YOUR INSTRUCTIONS:
Scan the listing below and copy every line holding "提高队员的安全意识和技能水平".

____________

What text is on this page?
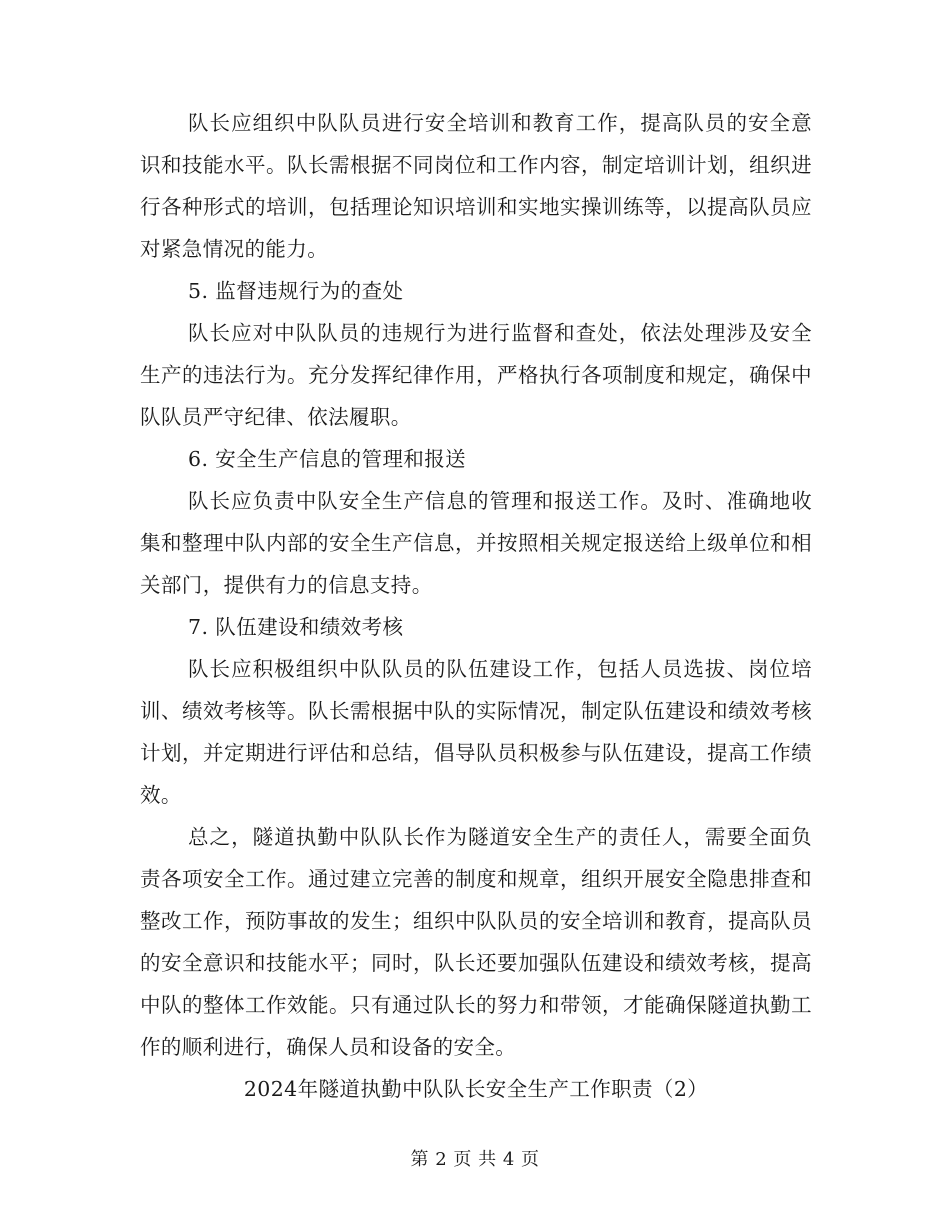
队长应组织中队队员进行安全培训和教育工作，提高队员的安全意识和技能水平。队长需根据不同岗位和工作内容，制定培训计划，组织进行各种形式的培训，包括理论知识培训和实地实操训练等，以提高队员应对紧急情况的能力。

5. 监督违规行为的查处

队长应对中队队员的违规行为进行监督和查处，依法处理涉及安全生产的违法行为。充分发挥纪律作用，严格执行各项制度和规定，确保中队队员严守纪律、依法履职。

6. 安全生产信息的管理和报送

队长应负责中队安全生产信息的管理和报送工作。及时、准确地收集和整理中队内部的安全生产信息，并按照相关规定报送给上级单位和相关部门，提供有力的信息支持。

7. 队伍建设和绩效考核

队长应积极组织中队队员的队伍建设工作，包括人员选拔、岗位培训、绩效考核等。队长需根据中队的实际情况，制定队伍建设和绩效考核计划，并定期进行评估和总结，倡导队员积极参与队伍建设，提高工作绩效。

总之，隧道执勤中队队长作为隧道安全生产的责任人，需要全面负责各项安全工作。通过建立完善的制度和规章，组织开展安全隐患排查和整改工作，预防事故的发生；组织中队队员的安全培训和教育，提高队员的安全意识和技能水平；同时，队长还要加强队伍建设和绩效考核，提高中队的整体工作效能。只有通过队长的努力和带领，才能确保隧道执勤工作的顺利进行，确保人员和设备的安全。

2024年隧道执勤中队队长安全生产工作职责（2）

第 2 页 共 4 页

____________

ANSWER IN FULL:
队长应组织中队队员进行安全培训和教育工作，提高队员的安全意识和技能水平。队长需根据不同岗位和工作内容，制定培训计划，组织进行各种形式的培训，包括理论知识培训和实地实操训练等，以提高队员应对紧急情况的能力。
总之，隧道执勤中队队长作为隧道安全生产的责任人，需要全面负责各项安全工作。通过建立完善的制度和规章，组织开展安全隐患排查和整改工作，预防事故的发生；组织中队队员的安全培训和教育，提高队员的安全意识和技能水平；同时，队长还要加强队伍建设和绩效考核，提高中队的整体工作效能。只有通过队长的努力和带领，才能确保隧道执勤工作的顺利进行，确保人员和设备的安全。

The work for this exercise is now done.